**DO THIS**
Would you transcribe all of the data exactly, down to the last character?

**TASK DATA**
-=-=-=-=-
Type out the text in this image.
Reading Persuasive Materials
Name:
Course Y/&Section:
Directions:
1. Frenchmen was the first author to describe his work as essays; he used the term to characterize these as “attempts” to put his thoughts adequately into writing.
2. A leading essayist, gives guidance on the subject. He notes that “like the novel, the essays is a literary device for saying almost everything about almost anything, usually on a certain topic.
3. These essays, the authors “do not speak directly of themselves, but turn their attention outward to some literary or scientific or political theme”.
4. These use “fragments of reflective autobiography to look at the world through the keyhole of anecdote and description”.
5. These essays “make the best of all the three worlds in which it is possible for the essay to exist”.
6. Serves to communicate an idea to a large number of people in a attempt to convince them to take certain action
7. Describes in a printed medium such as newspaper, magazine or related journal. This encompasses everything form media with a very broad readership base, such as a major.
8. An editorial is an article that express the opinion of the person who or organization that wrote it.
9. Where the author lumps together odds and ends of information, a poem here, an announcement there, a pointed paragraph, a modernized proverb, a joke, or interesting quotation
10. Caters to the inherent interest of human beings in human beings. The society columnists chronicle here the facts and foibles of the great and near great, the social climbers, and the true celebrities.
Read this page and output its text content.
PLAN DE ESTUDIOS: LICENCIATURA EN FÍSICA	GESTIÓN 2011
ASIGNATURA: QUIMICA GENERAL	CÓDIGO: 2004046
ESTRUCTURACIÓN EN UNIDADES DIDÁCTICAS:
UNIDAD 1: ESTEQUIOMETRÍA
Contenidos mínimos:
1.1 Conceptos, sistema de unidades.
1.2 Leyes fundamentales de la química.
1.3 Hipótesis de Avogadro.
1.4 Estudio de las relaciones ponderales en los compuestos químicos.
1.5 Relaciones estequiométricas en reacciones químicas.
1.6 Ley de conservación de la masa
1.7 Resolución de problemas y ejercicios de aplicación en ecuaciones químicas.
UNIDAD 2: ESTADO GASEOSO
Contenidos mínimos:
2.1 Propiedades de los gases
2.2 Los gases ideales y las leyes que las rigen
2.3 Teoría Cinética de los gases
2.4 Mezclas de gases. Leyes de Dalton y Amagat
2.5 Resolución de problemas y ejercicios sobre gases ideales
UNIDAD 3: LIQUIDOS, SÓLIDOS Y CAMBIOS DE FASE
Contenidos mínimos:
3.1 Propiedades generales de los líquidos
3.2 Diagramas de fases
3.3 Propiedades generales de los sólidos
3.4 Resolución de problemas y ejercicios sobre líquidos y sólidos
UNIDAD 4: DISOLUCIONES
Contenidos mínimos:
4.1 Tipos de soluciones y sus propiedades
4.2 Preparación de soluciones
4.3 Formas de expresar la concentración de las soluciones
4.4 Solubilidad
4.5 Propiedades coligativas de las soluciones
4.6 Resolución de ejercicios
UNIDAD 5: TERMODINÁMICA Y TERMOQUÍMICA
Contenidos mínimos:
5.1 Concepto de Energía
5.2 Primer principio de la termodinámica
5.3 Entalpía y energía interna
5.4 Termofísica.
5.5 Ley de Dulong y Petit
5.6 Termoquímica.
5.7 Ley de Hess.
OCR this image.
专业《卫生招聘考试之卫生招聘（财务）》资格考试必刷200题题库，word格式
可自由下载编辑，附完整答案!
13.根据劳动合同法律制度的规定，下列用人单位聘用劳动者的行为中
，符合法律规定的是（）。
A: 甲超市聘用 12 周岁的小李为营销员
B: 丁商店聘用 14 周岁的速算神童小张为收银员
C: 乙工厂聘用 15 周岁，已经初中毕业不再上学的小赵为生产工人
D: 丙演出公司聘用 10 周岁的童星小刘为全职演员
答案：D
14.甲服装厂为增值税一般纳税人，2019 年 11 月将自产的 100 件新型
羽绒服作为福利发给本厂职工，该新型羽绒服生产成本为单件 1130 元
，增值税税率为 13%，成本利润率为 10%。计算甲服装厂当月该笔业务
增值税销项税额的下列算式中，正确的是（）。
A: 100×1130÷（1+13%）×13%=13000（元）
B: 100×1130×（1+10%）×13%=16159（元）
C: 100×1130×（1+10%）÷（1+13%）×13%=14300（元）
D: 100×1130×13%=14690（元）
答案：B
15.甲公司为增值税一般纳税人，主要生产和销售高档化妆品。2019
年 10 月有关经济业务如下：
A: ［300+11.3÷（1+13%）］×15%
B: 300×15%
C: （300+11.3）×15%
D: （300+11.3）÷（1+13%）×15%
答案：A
-=-=-=-=-
**COMPLETED TASK**
Type out the text in this image.
Reading Persuasive Materials
Name:
Course Y/&Section:
Directions:
1. Frenchmen was the first author to describe his work as essays; he used the term to characterize these as “attempts” to put his thoughts adequately into writing.
2. A leading essayist, gives guidance on the subject. He notes that “like the novel, the essays is a literary device for saying almost everything about almost anything, usually on a certain topic.
3. These essays, the authors “do not speak directly of themselves, but turn their attention outward to some literary or scientific or political theme”.
4. These use “fragments of reflective autobiography to look at the world through the keyhole of anecdote and description”.
5. These essays “make the best of all the three worlds in which it is possible for the essay to exist”.
6. Serves to communicate an idea to a large number of people in a attempt to convince them to take certain action
7. Describes in a printed medium such as newspaper, magazine or related journal. This encompasses everything form media with a very broad readership base, such as a major.
8. An editorial is an article that express the opinion of the person who or organization that wrote it.
9. Where the author lumps together odds and ends of information, a poem here, an announcement there, a pointed paragraph, a modernized proverb, a joke, or interesting quotation
10. Caters to the inherent interest of human beings in human beings. The society columnists chronicle here the facts and foibles of the great and near great, the social climbers, and the true celebrities.
Read this page and output its text content.
PLAN DE ESTUDIOS: LICENCIATURA EN FÍSICA	GESTIÓN 2011
ASIGNATURA: QUIMICA GENERAL	CÓDIGO: 2004046
ESTRUCTURACIÓN EN UNIDADES DIDÁCTICAS:
UNIDAD 1: ESTEQUIOMETRÍA
Contenidos mínimos:
1.1 Conceptos, sistema de unidades.
1.2 Leyes fundamentales de la química.
1.3 Hipótesis de Avogadro.
1.4 Estudio de las relaciones ponderales en los compuestos químicos.
1.5 Relaciones estequiométricas en reacciones químicas.
1.6 Ley de conservación de la masa
1.7 Resolución de problemas y ejercicios de aplicación en ecuaciones químicas.
UNIDAD 2: ESTADO GASEOSO
Contenidos mínimos:
2.1 Propiedades de los gases
2.2 Los gases ideales y las leyes que las rigen
2.3 Teoría Cinética de los gases
2.4 Mezclas de gases. Leyes de Dalton y Amagat
2.5 Resolución de problemas y ejercicios sobre gases ideales
UNIDAD 3: LIQUIDOS, SÓLIDOS Y CAMBIOS DE FASE
Contenidos mínimos:
3.1 Propiedades generales de los líquidos
3.2 Diagramas de fases
3.3 Propiedades generales de los sólidos
3.4 Resolución de problemas y ejercicios sobre líquidos y sólidos
UNIDAD 4: DISOLUCIONES
Contenidos mínimos:
4.1 Tipos de soluciones y sus propiedades
4.2 Preparación de soluciones
4.3 Formas de expresar la concentración de las soluciones
4.4 Solubilidad
4.5 Propiedades coligativas de las soluciones
4.6 Resolución de ejercicios
UNIDAD 5: TERMODINÁMICA Y TERMOQUÍMICA
Contenidos mínimos:
5.1 Concepto de Energía
5.2 Primer principio de la termodinámica
5.3 Entalpía y energía interna
5.4 Termofísica.
5.5 Ley de Dulong y Petit
5.6 Termoquímica.
5.7 Ley de Hess.
OCR this image.
专业《卫生招聘考试之卫生招聘（财务）》资格考试必刷200题题库，word格式
可自由下载编辑，附完整答案!
13.根据劳动合同法律制度的规定，下列用人单位聘用劳动者的行为中
，符合法律规定的是（）。
A: 甲超市聘用 12 周岁的小李为营销员
B: 丁商店聘用 14 周岁的速算神童小张为收银员
C: 乙工厂聘用 15 周岁，已经初中毕业不再上学的小赵为生产工人
D: 丙演出公司聘用 10 周岁的童星小刘为全职演员
答案：D
14.甲服装厂为增值税一般纳税人，2019 年 11 月将自产的 100 件新型
羽绒服作为福利发给本厂职工，该新型羽绒服生产成本为单件 1130 元
，增值税税率为 13%，成本利润率为 10%。计算甲服装厂当月该笔业务
增值税销项税额的下列算式中，正确的是（）。
A: 100×1130÷（1+13%）×13%=13000（元）
B: 100×1130×（1+10%）×13%=16159（元）
C: 100×1130×（1+10%）÷（1+13%）×13%=14300（元）
D: 100×1130×13%=14690（元）
答案：B
15.甲公司为增值税一般纳税人，主要生产和销售高档化妆品。2019
年 10 月有关经济业务如下：
A: ［300+11.3÷（1+13%）］×15%
B: 300×15%
C: （300+11.3）×15%
D: （300+11.3）÷（1+13%）×15%
答案：A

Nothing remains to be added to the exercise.